GOAL OF THE EXERCISE: Present the following data again exactly as it is shown.

DATA FOR THIS TASK:
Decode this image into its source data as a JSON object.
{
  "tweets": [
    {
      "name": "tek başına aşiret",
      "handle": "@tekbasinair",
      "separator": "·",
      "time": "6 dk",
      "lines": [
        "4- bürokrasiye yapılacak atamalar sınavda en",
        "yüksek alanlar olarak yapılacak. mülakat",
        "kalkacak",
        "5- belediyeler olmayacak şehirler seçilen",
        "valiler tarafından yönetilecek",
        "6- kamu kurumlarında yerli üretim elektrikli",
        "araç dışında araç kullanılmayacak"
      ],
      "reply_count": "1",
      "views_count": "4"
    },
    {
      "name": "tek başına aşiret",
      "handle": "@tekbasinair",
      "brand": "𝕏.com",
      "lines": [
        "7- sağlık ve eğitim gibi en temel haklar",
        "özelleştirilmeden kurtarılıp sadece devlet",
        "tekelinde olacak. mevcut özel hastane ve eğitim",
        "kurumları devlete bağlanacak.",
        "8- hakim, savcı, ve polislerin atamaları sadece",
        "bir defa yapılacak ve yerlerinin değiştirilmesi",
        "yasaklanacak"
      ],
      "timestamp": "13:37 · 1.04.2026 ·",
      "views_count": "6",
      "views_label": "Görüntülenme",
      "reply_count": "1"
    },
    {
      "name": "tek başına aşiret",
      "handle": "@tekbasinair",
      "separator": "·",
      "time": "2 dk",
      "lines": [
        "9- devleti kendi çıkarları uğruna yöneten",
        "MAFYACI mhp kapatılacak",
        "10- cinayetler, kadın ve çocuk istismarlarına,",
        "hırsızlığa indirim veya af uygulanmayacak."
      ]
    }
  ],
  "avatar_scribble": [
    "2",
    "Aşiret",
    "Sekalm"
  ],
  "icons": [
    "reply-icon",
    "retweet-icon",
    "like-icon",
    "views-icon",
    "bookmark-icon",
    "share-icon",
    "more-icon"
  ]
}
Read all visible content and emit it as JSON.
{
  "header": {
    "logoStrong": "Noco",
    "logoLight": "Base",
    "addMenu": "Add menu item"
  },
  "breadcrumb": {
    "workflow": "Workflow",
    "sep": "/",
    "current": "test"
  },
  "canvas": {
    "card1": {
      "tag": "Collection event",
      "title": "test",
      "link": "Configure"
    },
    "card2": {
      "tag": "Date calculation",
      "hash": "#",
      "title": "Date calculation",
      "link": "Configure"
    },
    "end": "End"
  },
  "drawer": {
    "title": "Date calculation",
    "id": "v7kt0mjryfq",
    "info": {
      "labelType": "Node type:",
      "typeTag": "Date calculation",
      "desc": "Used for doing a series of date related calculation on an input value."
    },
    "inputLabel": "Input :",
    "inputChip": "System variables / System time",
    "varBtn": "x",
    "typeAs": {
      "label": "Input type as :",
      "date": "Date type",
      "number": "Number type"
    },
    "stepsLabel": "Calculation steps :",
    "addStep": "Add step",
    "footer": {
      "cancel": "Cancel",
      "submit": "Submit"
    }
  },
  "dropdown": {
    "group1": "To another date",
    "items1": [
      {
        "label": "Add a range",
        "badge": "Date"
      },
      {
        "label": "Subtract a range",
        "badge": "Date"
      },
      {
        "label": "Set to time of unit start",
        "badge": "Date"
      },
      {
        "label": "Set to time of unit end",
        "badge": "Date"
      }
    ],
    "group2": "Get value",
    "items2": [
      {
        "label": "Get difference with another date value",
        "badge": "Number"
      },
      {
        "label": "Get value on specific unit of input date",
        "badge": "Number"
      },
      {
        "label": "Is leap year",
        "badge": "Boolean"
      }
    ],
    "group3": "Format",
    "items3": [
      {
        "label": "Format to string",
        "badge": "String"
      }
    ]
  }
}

WRITTEN ANSWER:
Decode this image into its source data as a JSON object.
{
  "tweets": [
    {
      "name": "tek başına aşiret",
      "handle": "@tekbasinair",
      "separator": "·",
      "time": "6 dk",
      "lines": [
        "4- bürokrasiye yapılacak atamalar sınavda en",
        "yüksek alanlar olarak yapılacak. mülakat",
        "kalkacak",
        "5- belediyeler olmayacak şehirler seçilen",
        "valiler tarafından yönetilecek",
        "6- kamu kurumlarında yerli üretim elektrikli",
        "araç dışında araç kullanılmayacak"
      ],
      "reply_count": "1",
      "views_count": "4"
    },
    {
      "name": "tek başına aşiret",
      "handle": "@tekbasinair",
      "brand": "𝕏.com",
      "lines": [
        "7- sağlık ve eğitim gibi en temel haklar",
        "özelleştirilmeden kurtarılıp sadece devlet",
        "tekelinde olacak. mevcut özel hastane ve eğitim",
        "kurumları devlete bağlanacak.",
        "8- hakim, savcı, ve polislerin atamaları sadece",
        "bir defa yapılacak ve yerlerinin değiştirilmesi",
        "yasaklanacak"
      ],
      "timestamp": "13:37 · 1.04.2026 ·",
      "views_count": "6",
      "views_label": "Görüntülenme",
      "reply_count": "1"
    },
    {
      "name": "tek başına aşiret",
      "handle": "@tekbasinair",
      "separator": "·",
      "time": "2 dk",
      "lines": [
        "9- devleti kendi çıkarları uğruna yöneten",
        "MAFYACI mhp kapatılacak",
        "10- cinayetler, kadın ve çocuk istismarlarına,",
        "hırsızlığa indirim veya af uygulanmayacak."
      ]
    }
  ],
  "avatar_scribble": [
    "2",
    "Aşiret",
    "Sekalm"
  ],
  "icons": [
    "reply-icon",
    "retweet-icon",
    "like-icon",
    "views-icon",
    "bookmark-icon",
    "share-icon",
    "more-icon"
  ]
}
Read all visible content and emit it as JSON.
{
  "header": {
    "logoStrong": "Noco",
    "logoLight": "Base",
    "addMenu": "Add menu item"
  },
  "breadcrumb": {
    "workflow": "Workflow",
    "sep": "/",
    "current": "test"
  },
  "canvas": {
    "card1": {
      "tag": "Collection event",
      "title": "test",
      "link": "Configure"
    },
    "card2": {
      "tag": "Date calculation",
      "hash": "#",
      "title": "Date calculation",
      "link": "Configure"
    },
    "end": "End"
  },
  "drawer": {
    "title": "Date calculation",
    "id": "v7kt0mjryfq",
    "info": {
      "labelType": "Node type:",
      "typeTag": "Date calculation",
      "desc": "Used for doing a series of date related calculation on an input value."
    },
    "inputLabel": "Input :",
    "inputChip": "System variables / System time",
    "varBtn": "x",
    "typeAs": {
      "label": "Input type as :",
      "date": "Date type",
      "number": "Number type"
    },
    "stepsLabel": "Calculation steps :",
    "addStep": "Add step",
    "footer": {
      "cancel": "Cancel",
      "submit": "Submit"
    }
  },
  "dropdown": {
    "group1": "To another date",
    "items1": [
      {
        "label": "Add a range",
        "badge": "Date"
      },
      {
        "label": "Subtract a range",
        "badge": "Date"
      },
      {
        "label": "Set to time of unit start",
        "badge": "Date"
      },
      {
        "label": "Set to time of unit end",
        "badge": "Date"
      }
    ],
    "group2": "Get value",
    "items2": [
      {
        "label": "Get difference with another date value",
        "badge": "Number"
      },
      {
        "label": "Get value on specific unit of input date",
        "badge": "Number"
      },
      {
        "label": "Is leap year",
        "badge": "Boolean"
      }
    ],
    "group3": "Format",
    "items3": [
      {
        "label": "Format to string",
        "badge": "String"
      }
    ]
  }
}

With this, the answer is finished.